GOAL A:
In the entries, start at the line that has "x-tick-label: 3月 — [375, 427, 395, 442]" and go through the end of the entries. Reproduce those lines with "series-label" changed to "structure-label" and everything else unchanged, and leave the pictures out.

DOCUMENT SECTION:
== == ==
Well Control

Launch Well Control Video
Launch Video

Well Control

This topic discusses the causes of a kick, methods of kick detection, well control procedures, and the components and function of surface and subsea well control equipment.

Kick Causes


A kick is the term used to describe the inflow of formation fluid into the wellbore during a drilling operation. This mainly arises due to the formation pore pressure being greater than the hydrostatic pressure imposed by the mud column. This can happen in a normally or abnormally geopressured formation. A kick may be composed of water (usually salt water), oil, natural gas or a combination of these fluids. The influx of formation fluid may arise for a variety of reasons. The four main causes are

  • Insufficient mud weight
  • Not keeping the hole full
  • Swabbing
  • Loss of circulation (partial or complete).

Kicks generally occur during trips, with influx occurring from a combination of the effects of swabbing and failure to keep the hole full. Swabbing is primarily the result of the viscous drag between the upward-moving drill stem and the downward-moving mud. The latter is moving downwards to replace the volume of drill-stem equipment removed from the hole (the open-end displacement). The faster the pipe is moved, the greater this viscous drag becomes, hence the greater the reduction in annulus pressure.
== == ==
RECORD EXTRACTS:

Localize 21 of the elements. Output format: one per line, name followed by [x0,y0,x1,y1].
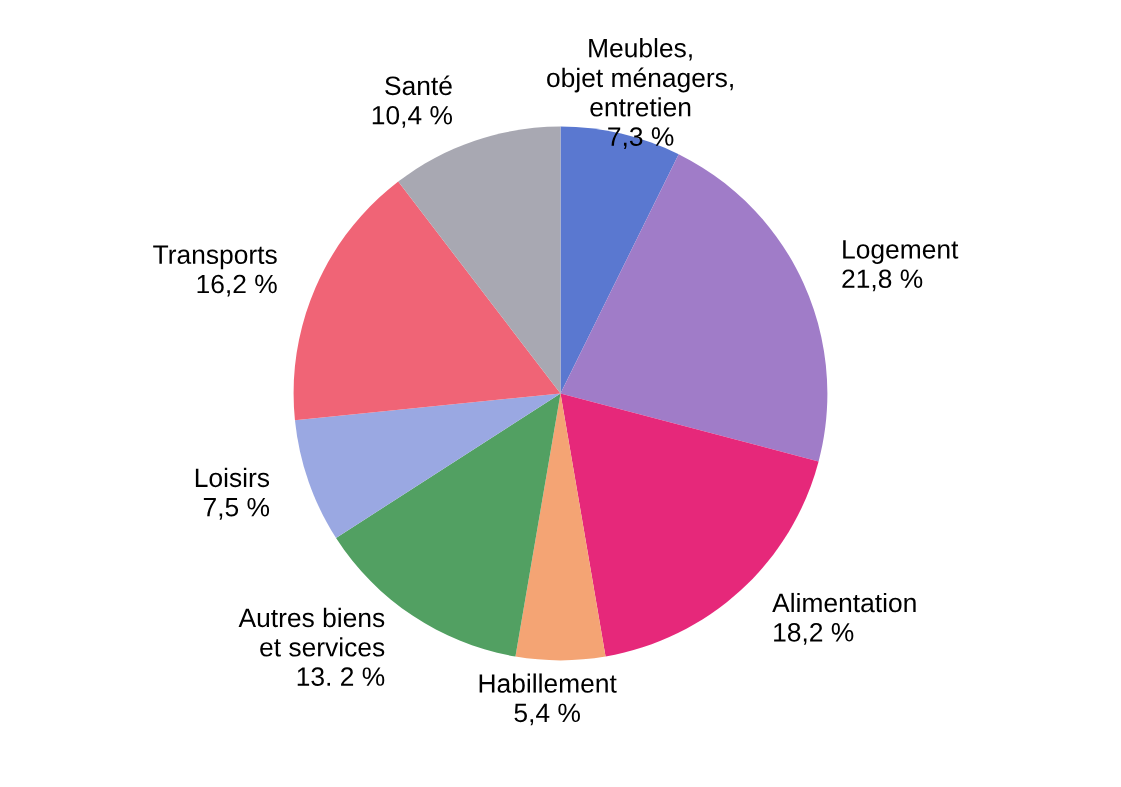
pie-slice [560,154,828,462]
slice-label: Transports [153,245,277,270]
data-label: 16,2 % [197,274,277,297]
slice-label: Habillement [479,673,617,693]
slice-label: Loisirs [195,467,270,488]
data-label: 7,5 % [203,497,270,520]
pie-slice [560,126,679,394]
pie-slice [515,393,606,661]
data-label: 18,2 % [774,622,854,645]
slice-label: Alimentation [772,592,916,613]
slice-label: Autres biens et services [238,607,385,657]
pie-slice [398,126,561,394]
data-label: 5,4 % [514,703,580,726]
pie-slice [294,393,561,538]
slice-label: Logement [843,240,959,264]
data-label: 13. 2 % [297,667,385,686]
data-label: 10,4 % [372,105,452,128]
pie-slice [293,181,561,421]
data-label: 21,8 % [842,269,923,292]
slice-label: Meubles, objet ménagers, entretien [547,38,733,117]
slice-label: Santé [385,75,452,96]
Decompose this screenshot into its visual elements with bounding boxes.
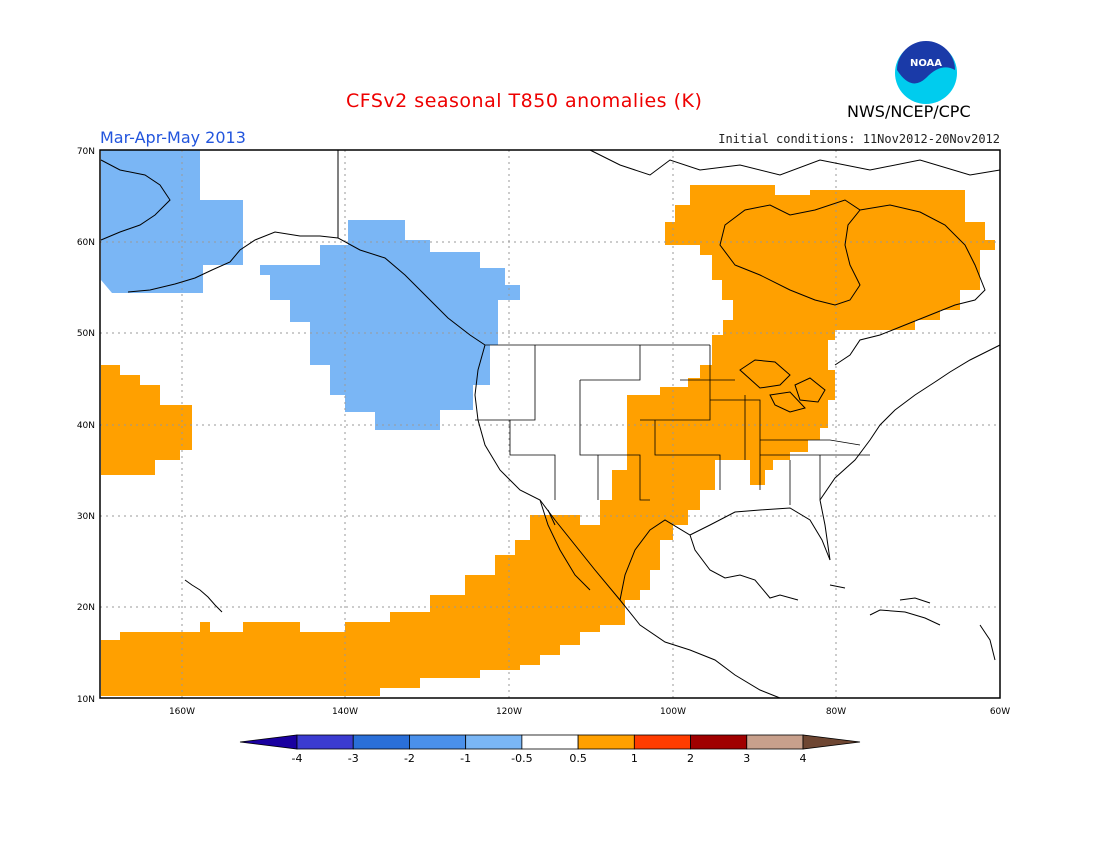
colorbar-tick-label: -2 xyxy=(404,752,415,765)
coastline-baja xyxy=(539,499,591,591)
colorbar-swatch xyxy=(633,734,691,750)
lon-label: 60W xyxy=(990,707,1010,717)
coastline-east xyxy=(819,344,1001,561)
lon-label: 160W xyxy=(169,707,195,717)
lat-label: 60N xyxy=(77,238,95,248)
lat-label: 40N xyxy=(77,421,95,431)
lon-label: 120W xyxy=(496,707,522,717)
colorbar-tick-label: -4 xyxy=(292,752,303,765)
lat-label: 50N xyxy=(77,329,95,339)
colorbar-tick-label: 4 xyxy=(800,752,807,765)
lon-label: 80W xyxy=(826,707,846,717)
colorbar-tick-label: 2 xyxy=(687,752,694,765)
colorbar-swatch xyxy=(465,734,523,750)
lon-label: 140W xyxy=(332,707,358,717)
colorbar-swatch xyxy=(409,734,467,750)
colorbar-tick-label: 0.5 xyxy=(569,752,587,765)
colorbar-swatch xyxy=(521,734,579,750)
lon-label: 100W xyxy=(660,707,686,717)
lat-labels: 70N 60N 50N 40N 30N 20N 10N xyxy=(77,147,95,705)
colorbar-tick-label: 1 xyxy=(631,752,638,765)
colorbar-swatch xyxy=(352,734,410,750)
map-frame xyxy=(99,149,1001,699)
lat-label: 10N xyxy=(77,695,95,705)
initial-conditions-label: Initial conditions: 11Nov2012-20Nov2012 xyxy=(718,132,1000,146)
colorbar-arrow-low xyxy=(239,734,298,750)
coastline-hudson-bay xyxy=(719,199,861,306)
coastline-arctic-islands xyxy=(589,149,1001,176)
great-lakes xyxy=(739,359,826,413)
coastline-alaska xyxy=(127,150,486,346)
map-title: CFSv2 seasonal T850 anomalies (K) xyxy=(346,90,703,112)
anomaly-region-subtropical-pacific xyxy=(101,185,995,696)
colorbar-swatch xyxy=(746,734,804,750)
coastline-siberia xyxy=(100,159,171,241)
agency-label: NWS/NCEP/CPC xyxy=(847,102,971,121)
colorbar-swatch xyxy=(577,734,635,750)
noaa-logo: NOAA xyxy=(895,41,957,104)
logo-text: NOAA xyxy=(910,58,942,69)
lat-label: 20N xyxy=(77,603,95,613)
colorbar-arrow-high xyxy=(802,734,861,750)
shading-layer xyxy=(101,150,995,696)
anomaly-region-east-pacific xyxy=(101,365,192,475)
season-label: Mar-Apr-May 2013 xyxy=(100,128,246,147)
anomaly-region-bering xyxy=(101,150,243,293)
colorbar-tick-label: -1 xyxy=(460,752,471,765)
colorbar-swatch xyxy=(690,734,748,750)
lat-label: 30N xyxy=(77,512,95,522)
coastline-gulf xyxy=(619,507,831,601)
state-boundaries xyxy=(475,344,870,505)
lon-labels: 160W 140W 120W 100W 80W 60W xyxy=(169,707,1010,717)
colorbar-tick-label: 3 xyxy=(743,752,750,765)
coastline-labrador xyxy=(834,204,986,366)
colorbar: -4 -3 -2 -1 -0.5 0.5 1 2 3 4 xyxy=(239,734,861,765)
anomaly-region-gulf-of-alaska xyxy=(260,220,520,430)
coastline-caribbean xyxy=(829,584,996,661)
lat-label: 70N xyxy=(77,147,95,157)
coastline-hawaii xyxy=(184,579,223,613)
colorbar-tick-label: -3 xyxy=(348,752,359,765)
colorbar-swatch xyxy=(296,734,354,750)
colorbar-tick-label: -0.5 xyxy=(511,752,532,765)
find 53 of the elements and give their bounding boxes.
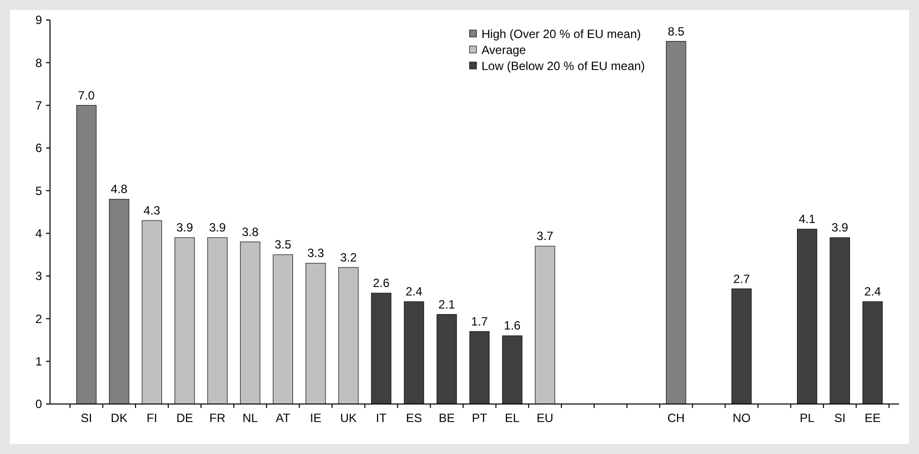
data-label: 2.4 — [864, 284, 882, 299]
data-label: 1.7 — [471, 314, 488, 328]
data-label: 3.8 — [242, 224, 259, 239]
x-tick-label: ES — [406, 411, 422, 425]
data-label: 2.6 — [372, 276, 390, 290]
x-tick-label: UK — [340, 411, 357, 425]
y-tick-label: 7 — [35, 98, 42, 113]
y-tick-label: 8 — [35, 56, 42, 70]
data-label: 7.0 — [78, 88, 96, 102]
data-label: 3.9 — [176, 220, 194, 235]
data-label: 3.2 — [340, 250, 358, 264]
y-tick-label: 3 — [35, 269, 42, 284]
y-tick-label: 9 — [35, 13, 42, 28]
data-label: 2.7 — [733, 272, 750, 286]
x-tick-label: SI — [834, 411, 846, 425]
x-tick-label: FI — [146, 411, 158, 425]
x-tick-label: BE — [438, 411, 455, 425]
data-label: 4.1 — [798, 212, 816, 226]
y-tick-label: 2 — [35, 312, 42, 326]
x-tick-label: EE — [864, 411, 881, 425]
data-label: 4.8 — [110, 182, 128, 196]
legend-label: High (Over 20 % of EU mean) — [482, 27, 641, 42]
y-tick-label: 4 — [35, 226, 42, 241]
x-tick-label: PL — [800, 411, 815, 425]
data-label: 4.3 — [144, 204, 161, 218]
data-label: 2.4 — [406, 284, 423, 299]
legend-label: Average — [482, 43, 526, 58]
y-tick-label: 6 — [35, 141, 42, 156]
x-tick-label: CH — [667, 411, 685, 425]
x-tick-label: IT — [376, 411, 388, 425]
y-tick-label: 5 — [35, 184, 42, 198]
data-label: 8.5 — [668, 24, 685, 38]
x-tick-label: SI — [80, 411, 92, 425]
data-label: 3.9 — [832, 220, 849, 235]
data-label: 1.6 — [504, 318, 521, 333]
data-label: 3.3 — [307, 246, 324, 260]
x-tick-label: EL — [504, 411, 520, 425]
x-tick-label: DK — [110, 411, 128, 425]
x-tick-label: DE — [176, 411, 193, 425]
x-tick-label: AT — [276, 411, 291, 425]
x-tick-label: NL — [242, 411, 258, 425]
y-tick-label: 1 — [35, 354, 42, 369]
data-label: 3.7 — [536, 229, 554, 244]
y-tick-label: 0 — [35, 397, 42, 412]
x-tick-label: EU — [536, 411, 554, 425]
legend-label: Low (Below 20 % of EU mean) — [482, 59, 645, 74]
x-tick-label: PT — [472, 411, 488, 425]
x-tick-label: IE — [310, 411, 322, 425]
data-label: 3.5 — [274, 238, 292, 252]
data-label: 3.9 — [209, 220, 226, 235]
x-tick-label: NO — [732, 411, 751, 425]
data-label: 2.1 — [438, 297, 456, 312]
x-tick-label: FR — [209, 411, 226, 425]
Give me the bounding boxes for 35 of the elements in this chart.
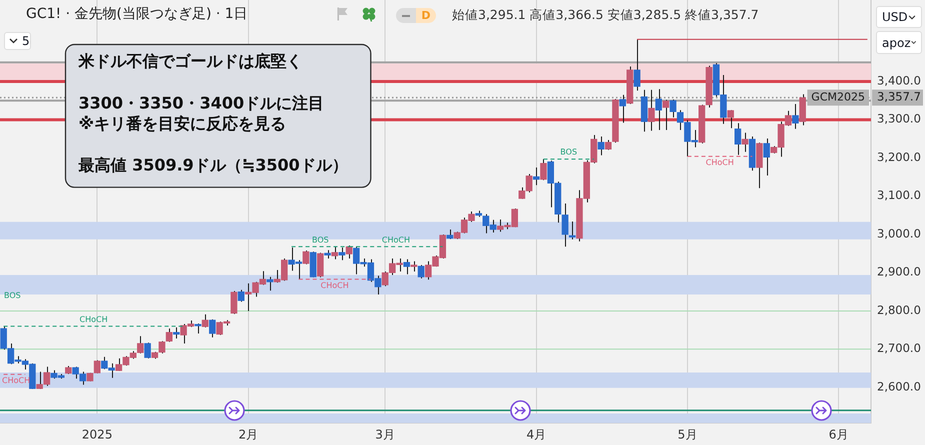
x-tick-label: 3月 — [375, 427, 395, 442]
annotation: D — [421, 9, 431, 22]
series-label: CHoCH — [80, 314, 108, 324]
text: 3,357.7 — [877, 90, 921, 104]
series-label: BOS — [560, 148, 578, 157]
text: GC1! · 金先物(当限つなぎ足) · 1日 — [26, 5, 248, 23]
annotation: 3300・3350・3400ドルに注目 — [78, 93, 324, 112]
y-tick-label: 3,000.0 — [877, 226, 921, 240]
annotation: 5 — [22, 34, 30, 48]
dropdown: USD — [876, 6, 922, 28]
collapse-button: 5 — [4, 32, 31, 50]
x-tick-label: 4月 — [526, 427, 546, 442]
y-tick-label: 3,400.0 — [877, 73, 921, 88]
text: 始値3,295.1 高値3,366.5 安値3,285.5 終値3,357.7 — [452, 7, 759, 23]
x-tick-label: 2025 — [82, 427, 112, 442]
y-tick-label: 2,700.0 — [877, 341, 921, 356]
ref-line-label: GCM2025 — [811, 90, 866, 104]
y-tick-label: 3,200.0 — [877, 150, 921, 164]
annotation: 米ドル不信でゴールドは底堅く — [78, 52, 302, 71]
series-label: CHoCH — [382, 235, 410, 244]
y-tick-label: 2,800.0 — [877, 302, 921, 317]
y-tick-label: 3,300.0 — [877, 112, 921, 126]
y-tick-label: 2,600.0 — [877, 379, 921, 394]
x-tick-label: 2月 — [238, 427, 258, 442]
y-tick-label: 3,100.0 — [877, 188, 921, 202]
x-tick-label: 5月 — [678, 427, 698, 442]
x-tick-label: 6月 — [828, 427, 848, 442]
annotation: BOS — [4, 291, 21, 300]
series-label: CHoCH — [320, 280, 349, 290]
series-label: CHoCH — [706, 158, 734, 168]
dropdown: apoz — [876, 31, 922, 54]
annotation: 最高値 3509.9ドル（≒3500ドル） — [78, 156, 348, 175]
series-label: BOS — [312, 235, 329, 244]
annotation: ※キリ番を目安に反応を見る — [78, 114, 286, 134]
y-tick-label: 2,900.0 — [877, 264, 921, 279]
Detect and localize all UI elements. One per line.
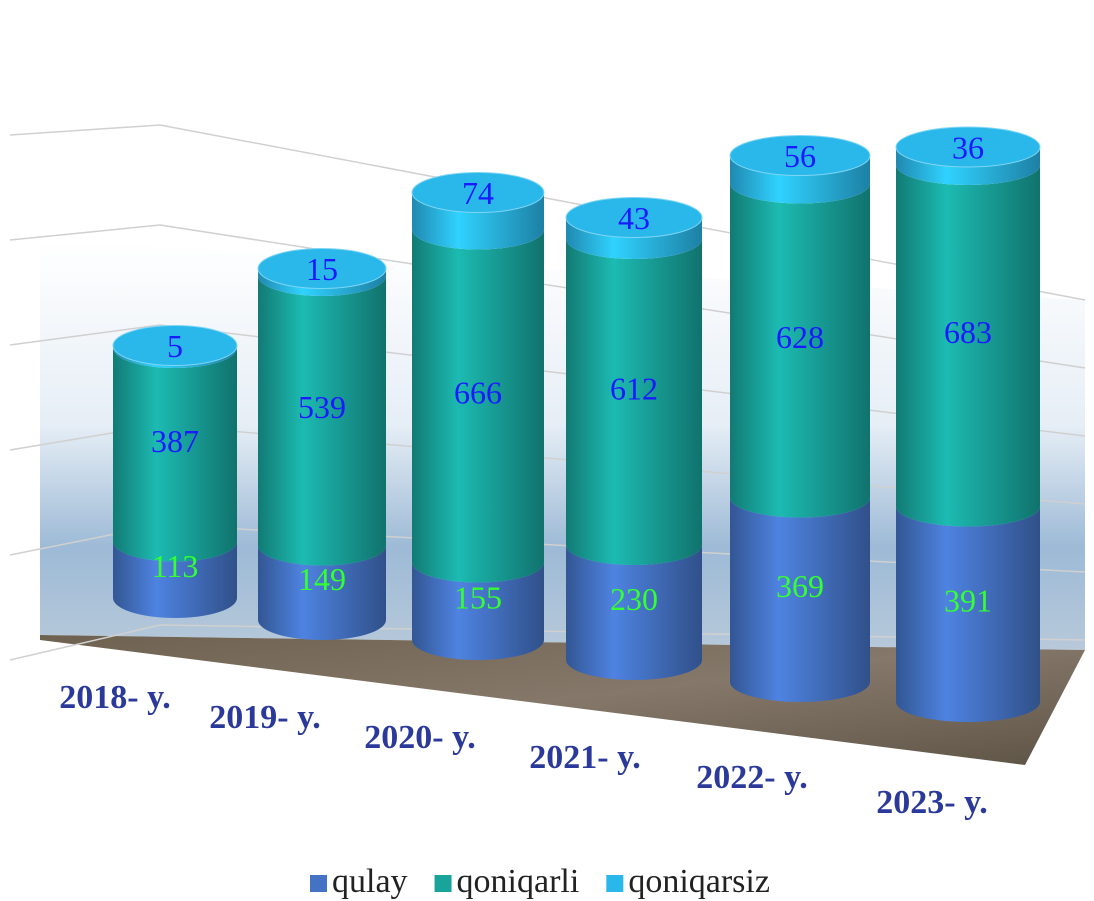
== == ==
GOAL B:
According to the well control text, what combination of effects produces the influx when kicks occur during trips?

REPLY A:
x-tick-label: 3月 — [375, 427, 395, 442]
annotation: D — [421, 9, 431, 22]
structure-label: CHoCH — [80, 314, 108, 324]
text: 3,357.7 — [877, 90, 921, 104]
structure-label: BOS — [560, 148, 578, 157]
text: GC1! · 金先物(当限つなぎ足) · 1日 — [26, 5, 248, 23]
annotation: 3300・3350・3400ドルに注目 — [78, 93, 324, 112]
y-tick-label: 3,000.0 — [877, 226, 921, 240]
annotation: 5 — [22, 34, 30, 48]
dropdown: USD — [876, 6, 922, 28]
collapse-button: 5 — [4, 32, 31, 50]
x-tick-label: 4月 — [526, 427, 546, 442]
y-tick-label: 3,400.0 — [877, 73, 921, 88]
text: 始値3,295.1 高値3,366.5 安値3,285.5 終値3,357.7 — [452, 7, 759, 23]
x-tick-label: 2025 — [82, 427, 112, 442]
y-tick-label: 2,700.0 — [877, 341, 921, 356]
ref-line-label: GCM2025 — [811, 90, 866, 104]
y-tick-label: 3,200.0 — [877, 150, 921, 164]
annotation: 米ドル不信でゴールドは底堅く — [78, 52, 302, 71]
structure-label: CHoCH — [382, 235, 410, 244]
y-tick-label: 2,800.0 — [877, 302, 921, 317]
y-tick-label: 3,300.0 — [877, 112, 921, 126]
y-tick-label: 2,600.0 — [877, 379, 921, 394]
x-tick-label: 2月 — [238, 427, 258, 442]
y-tick-label: 3,100.0 — [877, 188, 921, 202]
x-tick-label: 5月 — [678, 427, 698, 442]
x-tick-label: 6月 — [828, 427, 848, 442]
annotation: BOS — [4, 291, 21, 300]
structure-label: CHoCH — [320, 280, 349, 290]
structure-label: CHoCH — [706, 158, 734, 168]
dropdown: apoz — [876, 31, 922, 54]
annotation: 最高値 3509.9ドル（≒3500ドル） — [78, 156, 348, 175]
structure-label: BOS — [312, 235, 329, 244]
annotation: ※キリ番を目安に反応を見る — [78, 114, 286, 134]
y-tick-label: 2,900.0 — [877, 264, 921, 279]
Detect and localize all UI elements. One per line.

REPLY B:
Swabbing and failure to keep the hole full.